# PROVIDED DATA
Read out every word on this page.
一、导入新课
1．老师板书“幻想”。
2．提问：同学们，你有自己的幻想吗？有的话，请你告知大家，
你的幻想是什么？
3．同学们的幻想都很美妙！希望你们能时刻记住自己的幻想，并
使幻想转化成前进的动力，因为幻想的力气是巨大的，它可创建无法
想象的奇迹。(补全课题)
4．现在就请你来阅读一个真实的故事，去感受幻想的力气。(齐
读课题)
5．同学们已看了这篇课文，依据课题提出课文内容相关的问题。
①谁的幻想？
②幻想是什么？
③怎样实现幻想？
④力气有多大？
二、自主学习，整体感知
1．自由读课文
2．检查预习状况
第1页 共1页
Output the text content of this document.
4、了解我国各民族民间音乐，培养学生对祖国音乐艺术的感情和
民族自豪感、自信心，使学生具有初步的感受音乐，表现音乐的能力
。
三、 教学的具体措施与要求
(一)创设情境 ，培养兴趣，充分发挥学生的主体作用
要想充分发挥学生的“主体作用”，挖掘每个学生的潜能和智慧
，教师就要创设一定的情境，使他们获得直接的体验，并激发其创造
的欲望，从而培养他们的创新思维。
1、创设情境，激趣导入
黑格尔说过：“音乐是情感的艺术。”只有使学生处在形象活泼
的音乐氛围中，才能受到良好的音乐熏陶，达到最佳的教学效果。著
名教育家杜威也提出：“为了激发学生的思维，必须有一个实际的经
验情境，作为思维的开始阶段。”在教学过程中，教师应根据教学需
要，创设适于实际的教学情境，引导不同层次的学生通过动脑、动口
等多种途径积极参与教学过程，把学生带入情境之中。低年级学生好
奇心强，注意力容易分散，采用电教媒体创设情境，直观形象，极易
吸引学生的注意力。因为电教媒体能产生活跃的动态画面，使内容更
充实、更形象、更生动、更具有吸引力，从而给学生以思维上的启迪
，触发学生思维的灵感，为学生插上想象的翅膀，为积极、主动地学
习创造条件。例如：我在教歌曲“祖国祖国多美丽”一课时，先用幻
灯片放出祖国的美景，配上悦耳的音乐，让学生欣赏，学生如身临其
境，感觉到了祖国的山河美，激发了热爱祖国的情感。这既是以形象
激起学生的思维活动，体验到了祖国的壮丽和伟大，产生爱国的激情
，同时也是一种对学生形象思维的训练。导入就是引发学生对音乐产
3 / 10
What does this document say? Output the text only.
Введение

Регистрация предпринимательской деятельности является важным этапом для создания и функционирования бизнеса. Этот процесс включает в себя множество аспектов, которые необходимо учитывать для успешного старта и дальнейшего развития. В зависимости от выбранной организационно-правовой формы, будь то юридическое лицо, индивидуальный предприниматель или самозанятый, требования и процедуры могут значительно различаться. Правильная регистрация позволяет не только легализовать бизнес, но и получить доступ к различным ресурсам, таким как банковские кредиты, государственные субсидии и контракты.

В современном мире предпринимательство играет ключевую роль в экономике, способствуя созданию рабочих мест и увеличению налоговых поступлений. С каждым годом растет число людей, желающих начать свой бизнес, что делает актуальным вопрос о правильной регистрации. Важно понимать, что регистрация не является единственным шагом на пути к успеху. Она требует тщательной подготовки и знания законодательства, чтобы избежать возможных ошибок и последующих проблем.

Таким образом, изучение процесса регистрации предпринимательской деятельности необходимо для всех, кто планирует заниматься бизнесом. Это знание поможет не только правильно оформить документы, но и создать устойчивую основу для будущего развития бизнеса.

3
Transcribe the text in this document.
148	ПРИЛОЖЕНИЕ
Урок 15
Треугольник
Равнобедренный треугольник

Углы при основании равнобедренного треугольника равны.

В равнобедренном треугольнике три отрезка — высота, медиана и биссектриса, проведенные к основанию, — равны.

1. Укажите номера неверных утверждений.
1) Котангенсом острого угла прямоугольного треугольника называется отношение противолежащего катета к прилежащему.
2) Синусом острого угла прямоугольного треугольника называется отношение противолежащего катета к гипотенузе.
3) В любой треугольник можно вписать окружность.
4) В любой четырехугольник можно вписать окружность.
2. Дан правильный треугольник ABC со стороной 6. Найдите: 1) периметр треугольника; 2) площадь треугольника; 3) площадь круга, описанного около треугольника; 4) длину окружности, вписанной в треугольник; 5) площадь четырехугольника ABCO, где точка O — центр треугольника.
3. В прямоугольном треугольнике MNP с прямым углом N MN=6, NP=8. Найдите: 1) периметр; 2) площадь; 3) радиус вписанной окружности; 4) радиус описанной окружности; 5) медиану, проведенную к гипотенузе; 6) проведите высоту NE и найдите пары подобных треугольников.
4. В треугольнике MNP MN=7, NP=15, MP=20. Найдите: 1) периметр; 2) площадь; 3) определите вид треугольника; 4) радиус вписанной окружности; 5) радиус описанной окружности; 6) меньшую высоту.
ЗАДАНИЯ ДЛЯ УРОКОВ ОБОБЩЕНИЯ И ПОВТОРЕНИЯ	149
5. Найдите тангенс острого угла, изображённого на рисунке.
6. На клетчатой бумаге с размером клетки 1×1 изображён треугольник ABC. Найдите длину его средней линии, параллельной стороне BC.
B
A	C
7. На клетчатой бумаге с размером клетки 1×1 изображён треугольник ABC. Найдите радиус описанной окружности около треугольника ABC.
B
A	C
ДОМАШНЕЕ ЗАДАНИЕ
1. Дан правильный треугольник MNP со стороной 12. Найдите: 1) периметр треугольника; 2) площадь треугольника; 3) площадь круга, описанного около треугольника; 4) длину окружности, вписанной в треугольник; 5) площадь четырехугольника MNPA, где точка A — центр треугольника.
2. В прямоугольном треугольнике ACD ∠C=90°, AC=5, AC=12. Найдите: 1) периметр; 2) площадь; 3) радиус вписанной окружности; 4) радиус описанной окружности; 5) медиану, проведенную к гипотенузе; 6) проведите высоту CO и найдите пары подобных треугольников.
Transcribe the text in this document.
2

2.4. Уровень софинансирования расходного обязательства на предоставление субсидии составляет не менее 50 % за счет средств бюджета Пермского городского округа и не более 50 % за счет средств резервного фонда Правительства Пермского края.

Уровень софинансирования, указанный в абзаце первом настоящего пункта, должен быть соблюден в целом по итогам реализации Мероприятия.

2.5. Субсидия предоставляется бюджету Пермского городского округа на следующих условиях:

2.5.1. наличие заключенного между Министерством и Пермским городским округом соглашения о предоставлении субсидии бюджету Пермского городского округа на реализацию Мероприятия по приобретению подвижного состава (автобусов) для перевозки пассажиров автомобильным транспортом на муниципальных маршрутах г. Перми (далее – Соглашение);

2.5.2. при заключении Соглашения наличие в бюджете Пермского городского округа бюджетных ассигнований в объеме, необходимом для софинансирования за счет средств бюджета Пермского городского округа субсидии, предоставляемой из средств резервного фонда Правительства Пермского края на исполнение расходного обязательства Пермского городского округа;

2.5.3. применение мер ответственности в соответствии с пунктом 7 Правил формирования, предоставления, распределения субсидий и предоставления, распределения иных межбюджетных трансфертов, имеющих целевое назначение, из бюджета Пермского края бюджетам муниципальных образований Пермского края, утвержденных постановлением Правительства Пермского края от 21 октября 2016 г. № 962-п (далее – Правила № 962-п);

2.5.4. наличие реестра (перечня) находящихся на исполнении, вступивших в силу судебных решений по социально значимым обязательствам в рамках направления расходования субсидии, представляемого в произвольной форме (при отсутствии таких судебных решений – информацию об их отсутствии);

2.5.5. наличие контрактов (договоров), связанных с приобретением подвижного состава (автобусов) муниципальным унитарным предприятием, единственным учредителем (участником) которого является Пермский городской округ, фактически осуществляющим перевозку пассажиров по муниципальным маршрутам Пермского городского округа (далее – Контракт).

# DIRECTIONS FOR THIS TASK
Copy out each line that contains the word "клетчатой".

# RESULT OF THE EXERCISE
6. На клетчатой бумаге с размером клетки 1×1 изображён треугольник ABC. Найдите длину его средней линии, параллельной стороне BC.
7. На клетчатой бумаге с размером клетки 1×1 изображён треугольник ABC. Найдите радиус описанной окружности около треугольника ABC.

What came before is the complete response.